#### EXERCISE OBJECTIVE
Copy the data below exactly, omitting any picture it contains.

#### DATA TO USE

⟨

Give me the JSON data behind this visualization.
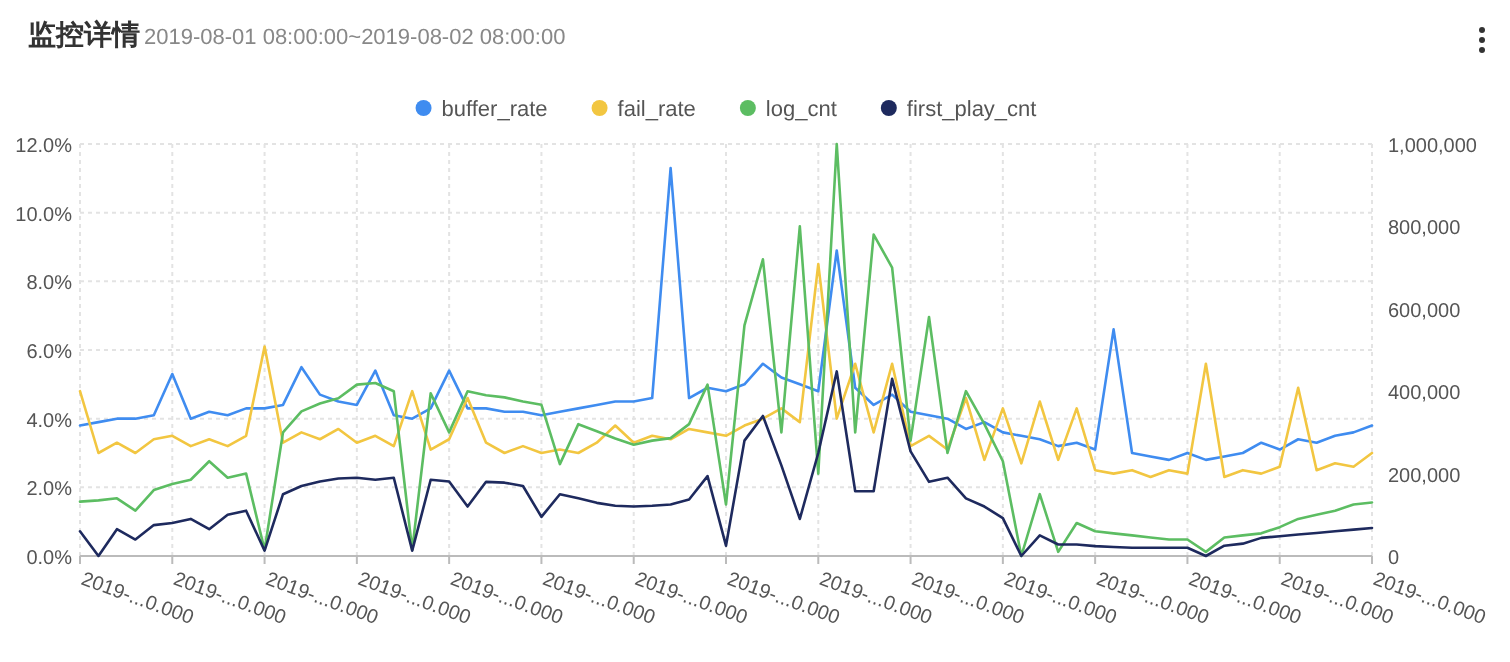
{
  "chart_data": {
    "type": "line",
    "title": "监控详情",
    "subtitle": "2019-08-01 08:00:00~2019-08-02 08:00:00",
    "categories": [
      "2019-...0.000",
      null,
      null,
      null,
      null,
      "2019-...0.000",
      null,
      null,
      null,
      null,
      "2019-...0.000",
      null,
      null,
      null,
      null,
      "2019-...0.000",
      null,
      null,
      null,
      null,
      "2019-...0.000",
      null,
      null,
      null,
      null,
      "2019-...0.000",
      null,
      null,
      null,
      null,
      "2019-...0.000",
      null,
      null,
      null,
      null,
      "2019-...0.000",
      null,
      null,
      null,
      null,
      "2019-...0.000",
      null,
      null,
      null,
      null,
      "2019-...0.000",
      null,
      null,
      null,
      null,
      "2019-...0.000",
      null,
      null,
      null,
      null,
      "2019-...0.000",
      null,
      null,
      null,
      null,
      "2019-...0.000",
      null,
      null,
      null,
      null,
      "2019-...0.000",
      null,
      null,
      null,
      null,
      "2019-...0.000"
    ],
    "ylim": [
      0,
      12
    ],
    "yticks": [
      {
        "value": 0,
        "label": "0.0%"
      },
      {
        "value": 2,
        "label": "2.0%"
      },
      {
        "value": 4,
        "label": "4.0%"
      },
      {
        "value": 6,
        "label": "6.0%"
      },
      {
        "value": 8,
        "label": "8.0%"
      },
      {
        "value": 10,
        "label": "10.0%"
      },
      {
        "value": 12,
        "label": "12.0%"
      }
    ],
    "y2lim": [
      0,
      1000000
    ],
    "y2ticks": [
      0,
      {
        "value": 200000,
        "label": "200,000"
      },
      {
        "value": 400000,
        "label": "400,000"
      },
      {
        "value": 600000,
        "label": "600,000"
      },
      {
        "value": 800000,
        "label": "800,000"
      },
      {
        "value": 1000000,
        "label": "1,000,000"
      }
    ],
    "grid": true,
    "legend": "top",
    "marker": "none",
    "line_style": "solid",
    "series": [
      {
        "name": "buffer_rate",
        "color": "#3f8cf0",
        "values": [
          3.8,
          3.9,
          4.0,
          4.0,
          4.1,
          5.3,
          4.0,
          4.2,
          4.1,
          4.3,
          4.3,
          4.4,
          5.5,
          4.7,
          4.5,
          4.4,
          5.4,
          4.1,
          4.0,
          4.3,
          5.4,
          4.3,
          4.3,
          4.2,
          4.2,
          4.1,
          4.2,
          4.3,
          4.4,
          4.5,
          4.5,
          4.6,
          11.3,
          4.6,
          4.9,
          4.8,
          5.0,
          5.6,
          5.2,
          5.0,
          4.8,
          8.9,
          4.9,
          4.4,
          4.7,
          4.2,
          4.1,
          4.0,
          3.7,
          3.9,
          3.6,
          3.5,
          3.4,
          3.2,
          3.3,
          3.1,
          6.6,
          3.0,
          2.9,
          2.8,
          3.0,
          2.8,
          2.9,
          3.0,
          3.3,
          3.1,
          3.4,
          3.3,
          3.5,
          3.6,
          3.8
        ]
      },
      {
        "name": "fail_rate",
        "color": "#f2c641",
        "values": [
          4.8,
          3.0,
          3.3,
          3.0,
          3.4,
          3.5,
          3.2,
          3.4,
          3.2,
          3.5,
          6.1,
          3.3,
          3.6,
          3.4,
          3.7,
          3.3,
          3.5,
          3.2,
          4.8,
          3.1,
          3.4,
          4.6,
          3.3,
          3.0,
          3.2,
          3.0,
          3.1,
          3.0,
          3.3,
          3.8,
          3.3,
          3.5,
          3.4,
          3.7,
          3.6,
          3.5,
          3.8,
          4.0,
          4.3,
          3.9,
          8.5,
          4.0,
          5.6,
          3.6,
          5.6,
          3.2,
          3.5,
          3.1,
          4.6,
          2.8,
          4.3,
          2.7,
          4.5,
          2.8,
          4.3,
          2.5,
          2.4,
          2.5,
          2.3,
          2.5,
          2.4,
          5.6,
          2.3,
          2.5,
          2.4,
          2.6,
          4.9,
          2.5,
          2.7,
          2.6,
          3.0
        ]
      },
      {
        "name": "log_cnt",
        "color": "#5cbd62",
        "axis": "y2",
        "values": [
          132000,
          135000,
          140000,
          110000,
          160000,
          175000,
          185000,
          230000,
          190000,
          200000,
          15000,
          300000,
          351000,
          370000,
          383000,
          416000,
          420000,
          400000,
          15000,
          395000,
          300000,
          400000,
          390000,
          385000,
          375000,
          367000,
          223000,
          320000,
          303000,
          285000,
          270000,
          280000,
          286000,
          320000,
          416000,
          125000,
          560000,
          720000,
          300000,
          800000,
          200000,
          1000000,
          300000,
          780000,
          700000,
          280000,
          580000,
          250000,
          400000,
          320000,
          230000,
          0,
          150000,
          10000,
          80000,
          60000,
          55000,
          50000,
          45000,
          40000,
          40000,
          10000,
          45000,
          50000,
          55000,
          70000,
          90000,
          100000,
          110000,
          125000,
          130000
        ]
      },
      {
        "name": "first_play_cnt",
        "color": "#1e2a5e",
        "axis": "y2",
        "values": [
          60000,
          0,
          65000,
          40000,
          75000,
          80000,
          90000,
          65000,
          100000,
          110000,
          13000,
          150000,
          170000,
          181000,
          188000,
          190000,
          185000,
          190000,
          13000,
          185000,
          181000,
          120000,
          180000,
          178000,
          170000,
          95000,
          150000,
          140000,
          129000,
          122000,
          120000,
          122000,
          125000,
          137000,
          194000,
          25000,
          280000,
          340000,
          220000,
          90000,
          250000,
          448000,
          157000,
          157000,
          430000,
          254000,
          180000,
          190000,
          140000,
          120000,
          92000,
          0,
          50000,
          28000,
          28000,
          24000,
          22000,
          20000,
          20000,
          20000,
          20000,
          0,
          25000,
          30000,
          44000,
          48000,
          52000,
          56000,
          60000,
          64000,
          68000
        ]
      }
    ]
  }
}
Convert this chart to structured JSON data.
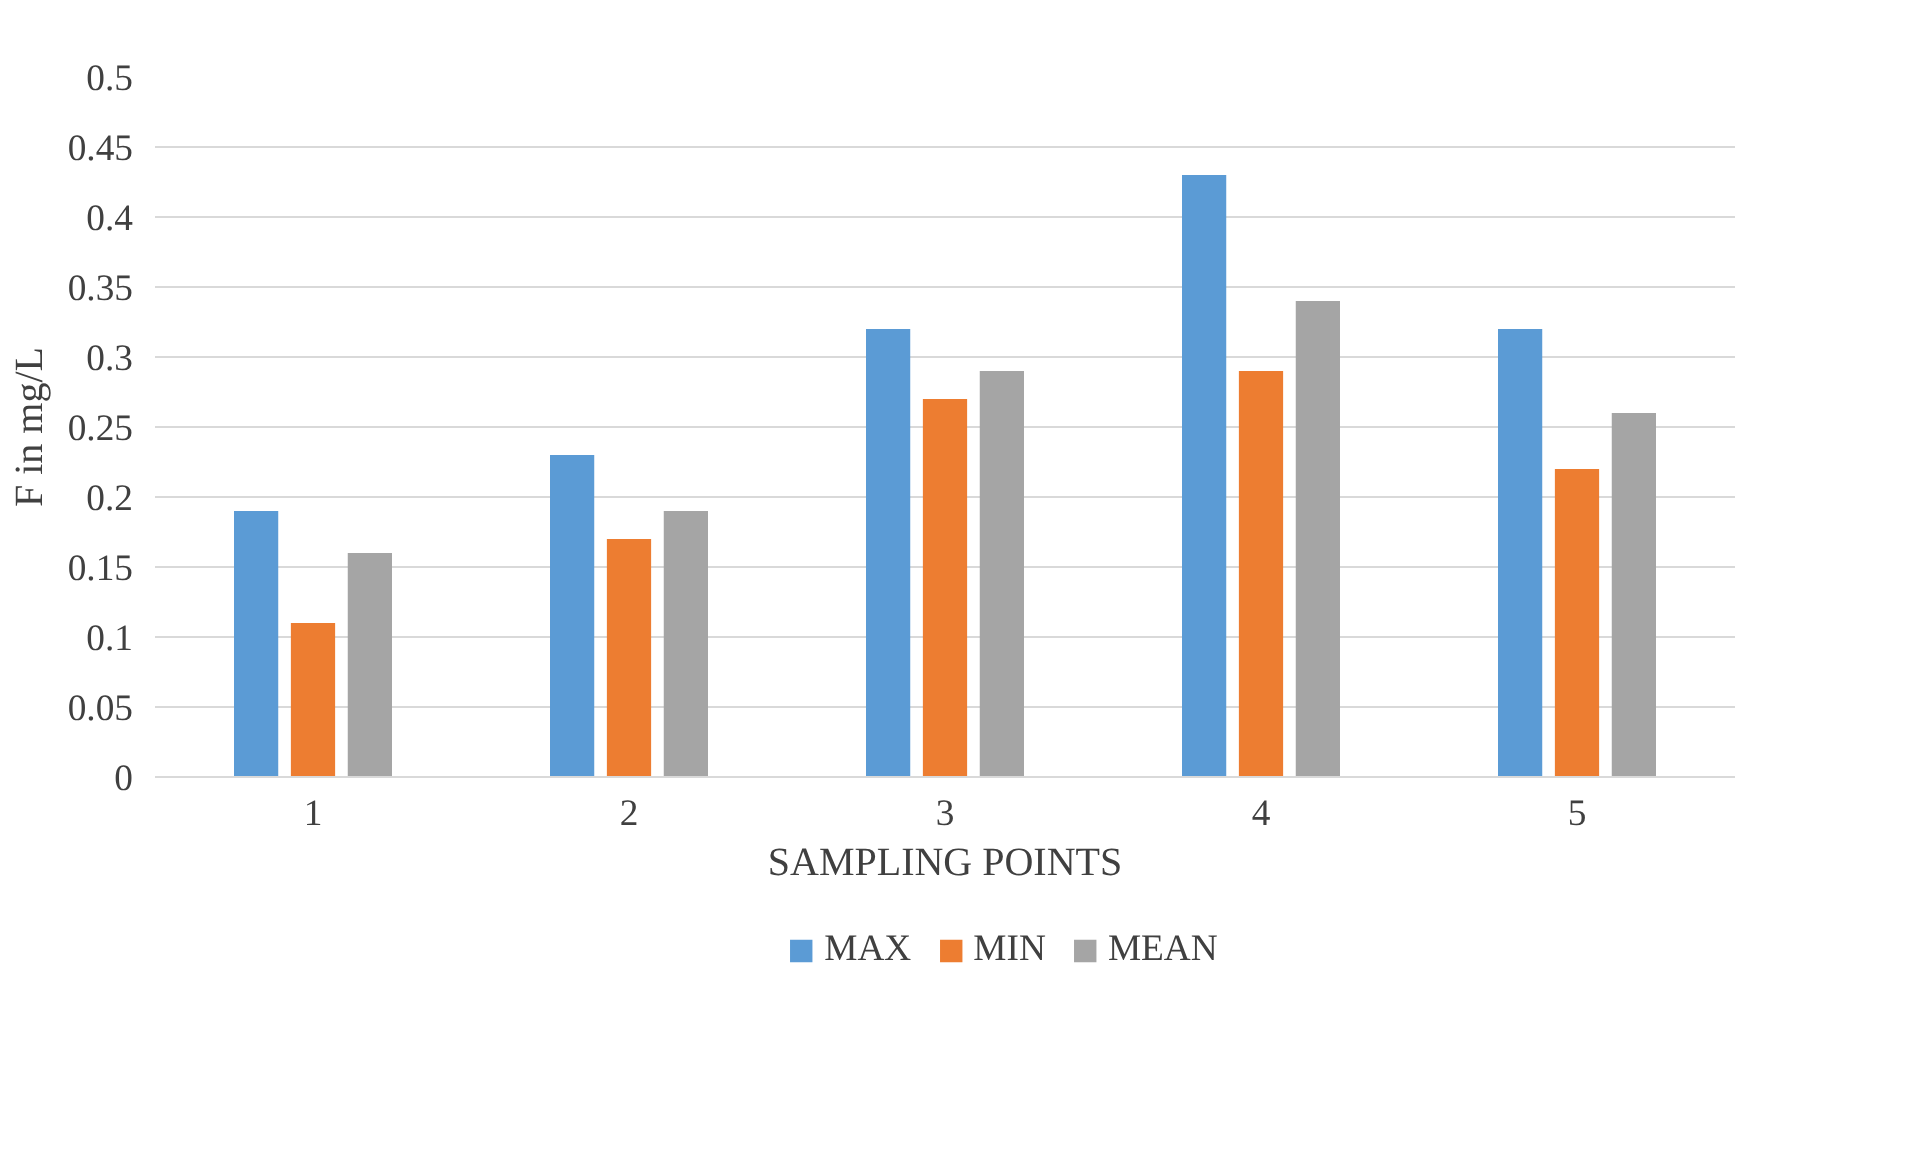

⟩

#### CORRECT ANSWER
Give me the JSON data behind this visualization.
{
  "chart_data": {
    "type": "line",
    "title": "监控详情",
    "subtitle": "2019-08-01 08:00:00~2019-08-02 08:00:00",
    "categories": [
      "2019-...0.000",
      null,
      null,
      null,
      null,
      "2019-...0.000",
      null,
      null,
      null,
      null,
      "2019-...0.000",
      null,
      null,
      null,
      null,
      "2019-...0.000",
      null,
      null,
      null,
      null,
      "2019-...0.000",
      null,
      null,
      null,
      null,
      "2019-...0.000",
      null,
      null,
      null,
      null,
      "2019-...0.000",
      null,
      null,
      null,
      null,
      "2019-...0.000",
      null,
      null,
      null,
      null,
      "2019-...0.000",
      null,
      null,
      null,
      null,
      "2019-...0.000",
      null,
      null,
      null,
      null,
      "2019-...0.000",
      null,
      null,
      null,
      null,
      "2019-...0.000",
      null,
      null,
      null,
      null,
      "2019-...0.000",
      null,
      null,
      null,
      null,
      "2019-...0.000",
      null,
      null,
      null,
      null,
      "2019-...0.000"
    ],
    "ylim": [
      0,
      12
    ],
    "yticks": [
      {
        "value": 0,
        "label": "0.0%"
      },
      {
        "value": 2,
        "label": "2.0%"
      },
      {
        "value": 4,
        "label": "4.0%"
      },
      {
        "value": 6,
        "label": "6.0%"
      },
      {
        "value": 8,
        "label": "8.0%"
      },
      {
        "value": 10,
        "label": "10.0%"
      },
      {
        "value": 12,
        "label": "12.0%"
      }
    ],
    "y2lim": [
      0,
      1000000
    ],
    "y2ticks": [
      0,
      {
        "value": 200000,
        "label": "200,000"
      },
      {
        "value": 400000,
        "label": "400,000"
      },
      {
        "value": 600000,
        "label": "600,000"
      },
      {
        "value": 800000,
        "label": "800,000"
      },
      {
        "value": 1000000,
        "label": "1,000,000"
      }
    ],
    "grid": true,
    "legend": "top",
    "marker": "none",
    "line_style": "solid",
    "series": [
      {
        "name": "buffer_rate",
        "color": "#3f8cf0",
        "values": [
          3.8,
          3.9,
          4.0,
          4.0,
          4.1,
          5.3,
          4.0,
          4.2,
          4.1,
          4.3,
          4.3,
          4.4,
          5.5,
          4.7,
          4.5,
          4.4,
          5.4,
          4.1,
          4.0,
          4.3,
          5.4,
          4.3,
          4.3,
          4.2,
          4.2,
          4.1,
          4.2,
          4.3,
          4.4,
          4.5,
          4.5,
          4.6,
          11.3,
          4.6,
          4.9,
          4.8,
          5.0,
          5.6,
          5.2,
          5.0,
          4.8,
          8.9,
          4.9,
          4.4,
          4.7,
          4.2,
          4.1,
          4.0,
          3.7,
          3.9,
          3.6,
          3.5,
          3.4,
          3.2,
          3.3,
          3.1,
          6.6,
          3.0,
          2.9,
          2.8,
          3.0,
          2.8,
          2.9,
          3.0,
          3.3,
          3.1,
          3.4,
          3.3,
          3.5,
          3.6,
          3.8
        ]
      },
      {
        "name": "fail_rate",
        "color": "#f2c641",
        "values": [
          4.8,
          3.0,
          3.3,
          3.0,
          3.4,
          3.5,
          3.2,
          3.4,
          3.2,
          3.5,
          6.1,
          3.3,
          3.6,
          3.4,
          3.7,
          3.3,
          3.5,
          3.2,
          4.8,
          3.1,
          3.4,
          4.6,
          3.3,
          3.0,
          3.2,
          3.0,
          3.1,
          3.0,
          3.3,
          3.8,
          3.3,
          3.5,
          3.4,
          3.7,
          3.6,
          3.5,
          3.8,
          4.0,
          4.3,
          3.9,
          8.5,
          4.0,
          5.6,
          3.6,
          5.6,
          3.2,
          3.5,
          3.1,
          4.6,
          2.8,
          4.3,
          2.7,
          4.5,
          2.8,
          4.3,
          2.5,
          2.4,
          2.5,
          2.3,
          2.5,
          2.4,
          5.6,
          2.3,
          2.5,
          2.4,
          2.6,
          4.9,
          2.5,
          2.7,
          2.6,
          3.0
        ]
      },
      {
        "name": "log_cnt",
        "color": "#5cbd62",
        "axis": "y2",
        "values": [
          132000,
          135000,
          140000,
          110000,
          160000,
          175000,
          185000,
          230000,
          190000,
          200000,
          15000,
          300000,
          351000,
          370000,
          383000,
          416000,
          420000,
          400000,
          15000,
          395000,
          300000,
          400000,
          390000,
          385000,
          375000,
          367000,
          223000,
          320000,
          303000,
          285000,
          270000,
          280000,
          286000,
          320000,
          416000,
          125000,
          560000,
          720000,
          300000,
          800000,
          200000,
          1000000,
          300000,
          780000,
          700000,
          280000,
          580000,
          250000,
          400000,
          320000,
          230000,
          0,
          150000,
          10000,
          80000,
          60000,
          55000,
          50000,
          45000,
          40000,
          40000,
          10000,
          45000,
          50000,
          55000,
          70000,
          90000,
          100000,
          110000,
          125000,
          130000
        ]
      },
      {
        "name": "first_play_cnt",
        "color": "#1e2a5e",
        "axis": "y2",
        "values": [
          60000,
          0,
          65000,
          40000,
          75000,
          80000,
          90000,
          65000,
          100000,
          110000,
          13000,
          150000,
          170000,
          181000,
          188000,
          190000,
          185000,
          190000,
          13000,
          185000,
          181000,
          120000,
          180000,
          178000,
          170000,
          95000,
          150000,
          140000,
          129000,
          122000,
          120000,
          122000,
          125000,
          137000,
          194000,
          25000,
          280000,
          340000,
          220000,
          90000,
          250000,
          448000,
          157000,
          157000,
          430000,
          254000,
          180000,
          190000,
          140000,
          120000,
          92000,
          0,
          50000,
          28000,
          28000,
          24000,
          22000,
          20000,
          20000,
          20000,
          20000,
          0,
          25000,
          30000,
          44000,
          48000,
          52000,
          56000,
          60000,
          64000,
          68000
        ]
      }
    ]
  }
}
Convert this chart to structured JSON data.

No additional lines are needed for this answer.